> DATA FOR THE TASK:
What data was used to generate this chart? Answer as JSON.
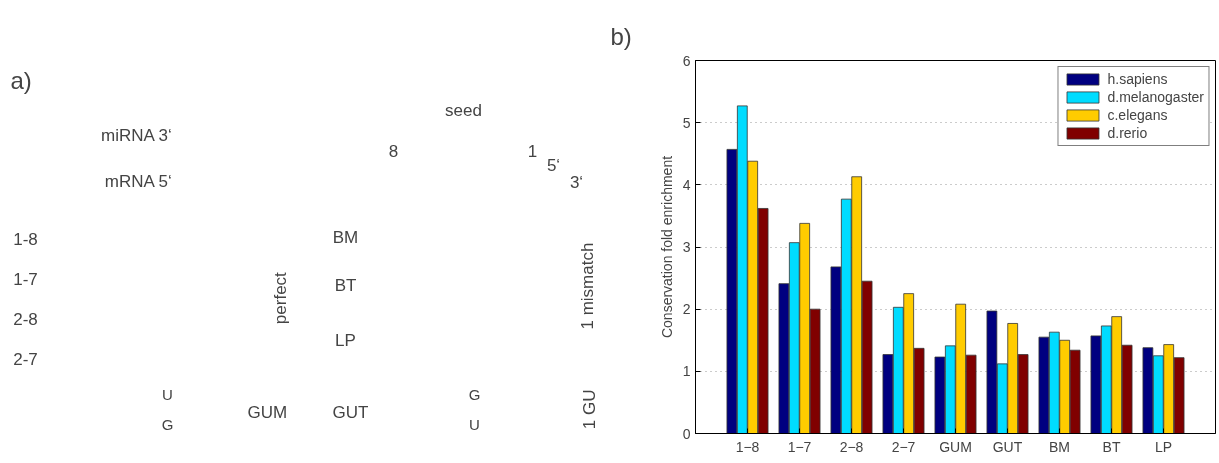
{
  "chart_data": [
    {
      "type": "other",
      "title": "a)",
      "annotations": [
        "seed",
        "miRNA  3‘",
        "mRNA  5‘",
        "8",
        "1",
        "5‘",
        "3‘",
        "1-8",
        "1-7",
        "2-8",
        "2-7",
        "perfect",
        "BM",
        "BT",
        "LP",
        "1 mismatch",
        "U",
        "G",
        "GUM",
        "GUT",
        "G",
        "U",
        "1 GU"
      ]
    },
    {
      "type": "bar",
      "title": "b)",
      "ylabel": "Conservation fold enrichment",
      "categories": [
        "1−8",
        "1−7",
        "2−8",
        "2−7",
        "GUM",
        "GUT",
        "BM",
        "BT",
        "LP"
      ],
      "series": [
        {
          "name": "h.sapiens",
          "color": "#000080",
          "values": [
            4.57,
            2.41,
            2.68,
            1.27,
            1.23,
            1.97,
            1.55,
            1.57,
            1.38
          ]
        },
        {
          "name": "d.melanogaster",
          "color": "#00dcff",
          "values": [
            5.27,
            3.07,
            3.77,
            2.03,
            1.41,
            1.12,
            1.63,
            1.73,
            1.25
          ]
        },
        {
          "name": "c.elegans",
          "color": "#ffcc00",
          "values": [
            4.38,
            3.38,
            4.13,
            2.25,
            2.08,
            1.77,
            1.5,
            1.88,
            1.43
          ]
        },
        {
          "name": "d.rerio",
          "color": "#800000",
          "values": [
            3.62,
            2.0,
            2.45,
            1.37,
            1.26,
            1.27,
            1.34,
            1.42,
            1.22
          ]
        }
      ],
      "ylim": [
        0,
        6
      ],
      "yticks": [
        0,
        1,
        2,
        3,
        4,
        5,
        6
      ],
      "grid": "y",
      "legend": "top right"
    }
  ]
}
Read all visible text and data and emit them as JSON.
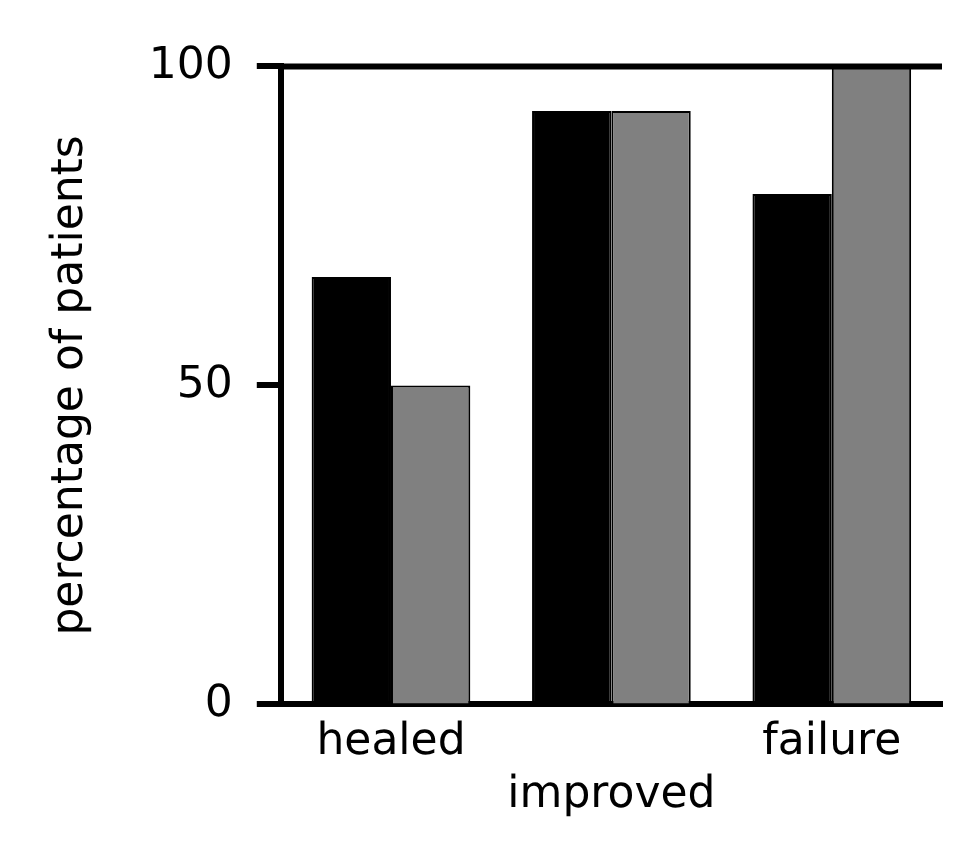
{
  "chart_data": {
    "type": "bar",
    "ylabel": "percentage of patients",
    "categories": [
      "healed",
      "improved",
      "failure"
    ],
    "series": [
      {
        "color": "#000000",
        "values": [
          67,
          93,
          80
        ]
      },
      {
        "color": "#808080",
        "values": [
          50,
          93,
          100
        ]
      }
    ],
    "ylim": [
      0,
      100
    ],
    "yticks": [
      0,
      50,
      100
    ],
    "grid": false,
    "legend": false
  }
}
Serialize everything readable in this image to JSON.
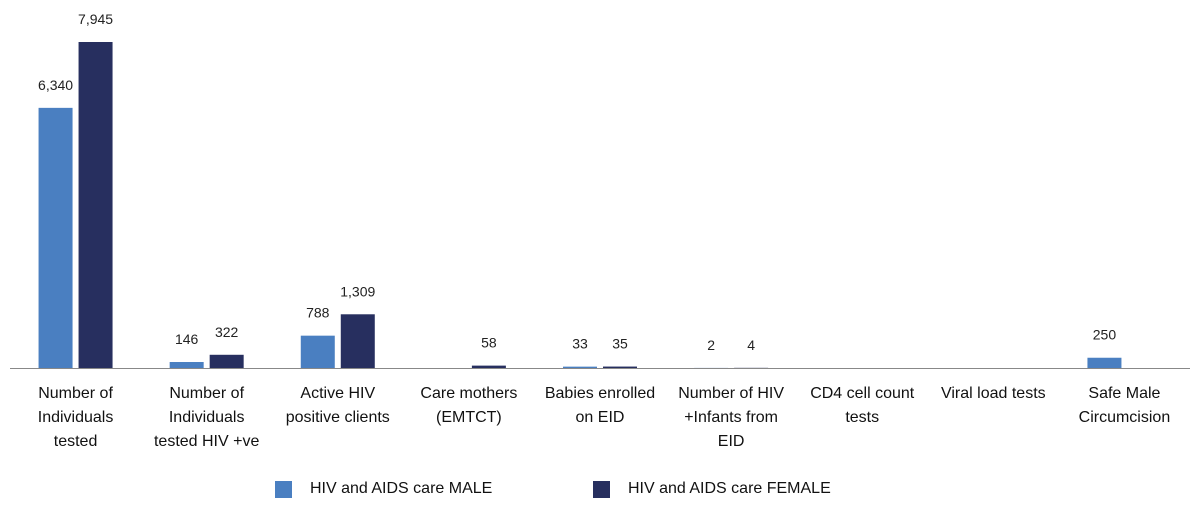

> PROBLEM STATEMENT:
Note which lines carry the word "JSON" in the material, then copy each of them.

> RESPONSE FOR THIS EXERCISE:
What data was used to generate this chart? Answer as JSON.
Read all visible text and data and emit them as JSON.
Serialize everything readable in this image to JSON.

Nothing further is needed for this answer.